*Brief*
All of the records below need to be copied exactly.

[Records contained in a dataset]
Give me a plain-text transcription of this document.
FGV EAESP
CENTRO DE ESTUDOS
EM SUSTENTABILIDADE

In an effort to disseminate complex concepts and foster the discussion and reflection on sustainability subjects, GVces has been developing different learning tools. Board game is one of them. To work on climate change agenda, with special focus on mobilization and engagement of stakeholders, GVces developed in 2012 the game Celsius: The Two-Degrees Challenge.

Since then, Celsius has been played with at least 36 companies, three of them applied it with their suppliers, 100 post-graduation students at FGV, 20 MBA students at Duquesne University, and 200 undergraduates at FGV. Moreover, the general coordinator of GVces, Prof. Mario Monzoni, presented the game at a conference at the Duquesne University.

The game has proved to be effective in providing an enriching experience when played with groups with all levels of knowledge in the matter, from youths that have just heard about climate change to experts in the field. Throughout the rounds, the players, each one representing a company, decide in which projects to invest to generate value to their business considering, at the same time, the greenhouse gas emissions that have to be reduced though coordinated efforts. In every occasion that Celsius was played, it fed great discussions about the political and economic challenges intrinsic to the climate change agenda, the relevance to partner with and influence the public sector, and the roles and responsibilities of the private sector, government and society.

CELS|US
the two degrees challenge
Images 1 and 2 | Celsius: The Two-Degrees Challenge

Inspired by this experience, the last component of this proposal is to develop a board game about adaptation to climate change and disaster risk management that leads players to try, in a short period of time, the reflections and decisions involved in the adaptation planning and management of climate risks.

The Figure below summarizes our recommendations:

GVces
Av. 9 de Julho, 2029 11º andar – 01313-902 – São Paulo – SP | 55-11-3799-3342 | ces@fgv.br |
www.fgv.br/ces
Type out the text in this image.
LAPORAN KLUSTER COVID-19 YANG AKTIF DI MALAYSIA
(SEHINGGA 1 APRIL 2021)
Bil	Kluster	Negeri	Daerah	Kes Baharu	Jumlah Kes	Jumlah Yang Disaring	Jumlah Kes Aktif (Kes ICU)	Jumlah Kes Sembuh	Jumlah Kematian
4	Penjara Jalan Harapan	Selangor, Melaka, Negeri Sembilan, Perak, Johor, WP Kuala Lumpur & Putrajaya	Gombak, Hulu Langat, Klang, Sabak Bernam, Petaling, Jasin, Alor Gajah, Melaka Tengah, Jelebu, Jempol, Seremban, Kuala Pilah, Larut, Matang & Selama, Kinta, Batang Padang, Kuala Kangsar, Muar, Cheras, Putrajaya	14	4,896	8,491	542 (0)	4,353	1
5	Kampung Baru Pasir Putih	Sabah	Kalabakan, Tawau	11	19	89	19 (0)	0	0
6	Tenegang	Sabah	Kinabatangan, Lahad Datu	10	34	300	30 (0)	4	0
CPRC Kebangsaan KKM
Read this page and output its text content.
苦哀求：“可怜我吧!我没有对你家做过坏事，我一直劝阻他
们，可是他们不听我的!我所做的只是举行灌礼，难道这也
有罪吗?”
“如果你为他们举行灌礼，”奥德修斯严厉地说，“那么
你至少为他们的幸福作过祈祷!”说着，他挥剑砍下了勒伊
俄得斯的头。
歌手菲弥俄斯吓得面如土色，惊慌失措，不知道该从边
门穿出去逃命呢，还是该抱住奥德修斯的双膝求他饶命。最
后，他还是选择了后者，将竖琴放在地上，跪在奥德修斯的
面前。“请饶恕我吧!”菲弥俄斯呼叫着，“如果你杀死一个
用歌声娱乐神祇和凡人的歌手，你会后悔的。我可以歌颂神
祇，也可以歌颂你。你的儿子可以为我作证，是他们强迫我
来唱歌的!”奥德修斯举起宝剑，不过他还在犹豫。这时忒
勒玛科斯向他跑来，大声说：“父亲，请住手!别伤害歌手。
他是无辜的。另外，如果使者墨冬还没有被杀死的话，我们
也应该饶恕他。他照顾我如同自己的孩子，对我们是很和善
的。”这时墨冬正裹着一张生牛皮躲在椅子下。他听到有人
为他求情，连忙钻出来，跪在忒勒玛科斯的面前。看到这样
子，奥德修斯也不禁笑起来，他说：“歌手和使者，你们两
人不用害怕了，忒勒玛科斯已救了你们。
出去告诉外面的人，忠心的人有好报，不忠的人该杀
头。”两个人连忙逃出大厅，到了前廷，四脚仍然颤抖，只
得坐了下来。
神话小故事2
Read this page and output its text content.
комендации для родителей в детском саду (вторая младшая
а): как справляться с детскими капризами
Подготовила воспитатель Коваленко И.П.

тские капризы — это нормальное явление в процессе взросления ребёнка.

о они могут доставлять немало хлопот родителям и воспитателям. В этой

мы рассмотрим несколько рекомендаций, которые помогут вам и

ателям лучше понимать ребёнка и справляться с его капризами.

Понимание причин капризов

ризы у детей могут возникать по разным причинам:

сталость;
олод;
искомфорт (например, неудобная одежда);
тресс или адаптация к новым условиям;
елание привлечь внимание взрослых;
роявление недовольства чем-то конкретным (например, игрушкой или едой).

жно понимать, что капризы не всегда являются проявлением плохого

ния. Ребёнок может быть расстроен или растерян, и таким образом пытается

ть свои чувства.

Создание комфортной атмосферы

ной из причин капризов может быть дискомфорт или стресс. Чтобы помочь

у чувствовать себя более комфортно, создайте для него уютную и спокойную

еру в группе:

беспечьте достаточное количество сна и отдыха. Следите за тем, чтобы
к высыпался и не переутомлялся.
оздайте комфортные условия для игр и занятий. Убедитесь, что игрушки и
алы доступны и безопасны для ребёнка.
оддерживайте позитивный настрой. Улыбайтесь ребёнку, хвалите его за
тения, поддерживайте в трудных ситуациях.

*Solution below*
Give me a plain-text transcription of this document.
FGV EAESP
CENTRO DE ESTUDOS
EM SUSTENTABILIDADE

In an effort to disseminate complex concepts and foster the discussion and reflection on sustainability subjects, GVces has been developing different learning tools. Board game is one of them. To work on climate change agenda, with special focus on mobilization and engagement of stakeholders, GVces developed in 2012 the game Celsius: The Two-Degrees Challenge.

Since then, Celsius has been played with at least 36 companies, three of them applied it with their suppliers, 100 post-graduation students at FGV, 20 MBA students at Duquesne University, and 200 undergraduates at FGV. Moreover, the general coordinator of GVces, Prof. Mario Monzoni, presented the game at a conference at the Duquesne University.

The game has proved to be effective in providing an enriching experience when played with groups with all levels of knowledge in the matter, from youths that have just heard about climate change to experts in the field. Throughout the rounds, the players, each one representing a company, decide in which projects to invest to generate value to their business considering, at the same time, the greenhouse gas emissions that have to be reduced though coordinated efforts. In every occasion that Celsius was played, it fed great discussions about the political and economic challenges intrinsic to the climate change agenda, the relevance to partner with and influence the public sector, and the roles and responsibilities of the private sector, government and society.

CELS|US
the two degrees challenge
Images 1 and 2 | Celsius: The Two-Degrees Challenge

Inspired by this experience, the last component of this proposal is to develop a board game about adaptation to climate change and disaster risk management that leads players to try, in a short period of time, the reflections and decisions involved in the adaptation planning and management of climate risks.

The Figure below summarizes our recommendations:

GVces
Av. 9 de Julho, 2029 11º andar – 01313-902 – São Paulo – SP | 55-11-3799-3342 | ces@fgv.br |
www.fgv.br/ces
Type out the text in this image.
LAPORAN KLUSTER COVID-19 YANG AKTIF DI MALAYSIA
(SEHINGGA 1 APRIL 2021)
Bil	Kluster	Negeri	Daerah	Kes Baharu	Jumlah Kes	Jumlah Yang Disaring	Jumlah Kes Aktif (Kes ICU)	Jumlah Kes Sembuh	Jumlah Kematian
4	Penjara Jalan Harapan	Selangor, Melaka, Negeri Sembilan, Perak, Johor, WP Kuala Lumpur & Putrajaya	Gombak, Hulu Langat, Klang, Sabak Bernam, Petaling, Jasin, Alor Gajah, Melaka Tengah, Jelebu, Jempol, Seremban, Kuala Pilah, Larut, Matang & Selama, Kinta, Batang Padang, Kuala Kangsar, Muar, Cheras, Putrajaya	14	4,896	8,491	542 (0)	4,353	1
5	Kampung Baru Pasir Putih	Sabah	Kalabakan, Tawau	11	19	89	19 (0)	0	0
6	Tenegang	Sabah	Kinabatangan, Lahad Datu	10	34	300	30 (0)	4	0
CPRC Kebangsaan KKM
Read this page and output its text content.
苦哀求：“可怜我吧!我没有对你家做过坏事，我一直劝阻他
们，可是他们不听我的!我所做的只是举行灌礼，难道这也
有罪吗?”
“如果你为他们举行灌礼，”奥德修斯严厉地说，“那么
你至少为他们的幸福作过祈祷!”说着，他挥剑砍下了勒伊
俄得斯的头。
歌手菲弥俄斯吓得面如土色，惊慌失措，不知道该从边
门穿出去逃命呢，还是该抱住奥德修斯的双膝求他饶命。最
后，他还是选择了后者，将竖琴放在地上，跪在奥德修斯的
面前。“请饶恕我吧!”菲弥俄斯呼叫着，“如果你杀死一个
用歌声娱乐神祇和凡人的歌手，你会后悔的。我可以歌颂神
祇，也可以歌颂你。你的儿子可以为我作证，是他们强迫我
来唱歌的!”奥德修斯举起宝剑，不过他还在犹豫。这时忒
勒玛科斯向他跑来，大声说：“父亲，请住手!别伤害歌手。
他是无辜的。另外，如果使者墨冬还没有被杀死的话，我们
也应该饶恕他。他照顾我如同自己的孩子，对我们是很和善
的。”这时墨冬正裹着一张生牛皮躲在椅子下。他听到有人
为他求情，连忙钻出来，跪在忒勒玛科斯的面前。看到这样
子，奥德修斯也不禁笑起来，他说：“歌手和使者，你们两
人不用害怕了，忒勒玛科斯已救了你们。
出去告诉外面的人，忠心的人有好报，不忠的人该杀
头。”两个人连忙逃出大厅，到了前廷，四脚仍然颤抖，只
得坐了下来。
神话小故事2
Read this page and output its text content.
комендации для родителей в детском саду (вторая младшая
а): как справляться с детскими капризами
Подготовила воспитатель Коваленко И.П.

тские капризы — это нормальное явление в процессе взросления ребёнка.

о они могут доставлять немало хлопот родителям и воспитателям. В этой

мы рассмотрим несколько рекомендаций, которые помогут вам и

ателям лучше понимать ребёнка и справляться с его капризами.

Понимание причин капризов

ризы у детей могут возникать по разным причинам:

сталость;
олод;
искомфорт (например, неудобная одежда);
тресс или адаптация к новым условиям;
елание привлечь внимание взрослых;
роявление недовольства чем-то конкретным (например, игрушкой или едой).

жно понимать, что капризы не всегда являются проявлением плохого

ния. Ребёнок может быть расстроен или растерян, и таким образом пытается

ть свои чувства.

Создание комфортной атмосферы

ной из причин капризов может быть дискомфорт или стресс. Чтобы помочь

у чувствовать себя более комфортно, создайте для него уютную и спокойную

еру в группе:

беспечьте достаточное количество сна и отдыха. Следите за тем, чтобы
к высыпался и не переутомлялся.
оздайте комфортные условия для игр и занятий. Убедитесь, что игрушки и
алы доступны и безопасны для ребёнка.
оддерживайте позитивный настрой. Улыбайтесь ребёнку, хвалите его за
тения, поддерживайте в трудных ситуациях.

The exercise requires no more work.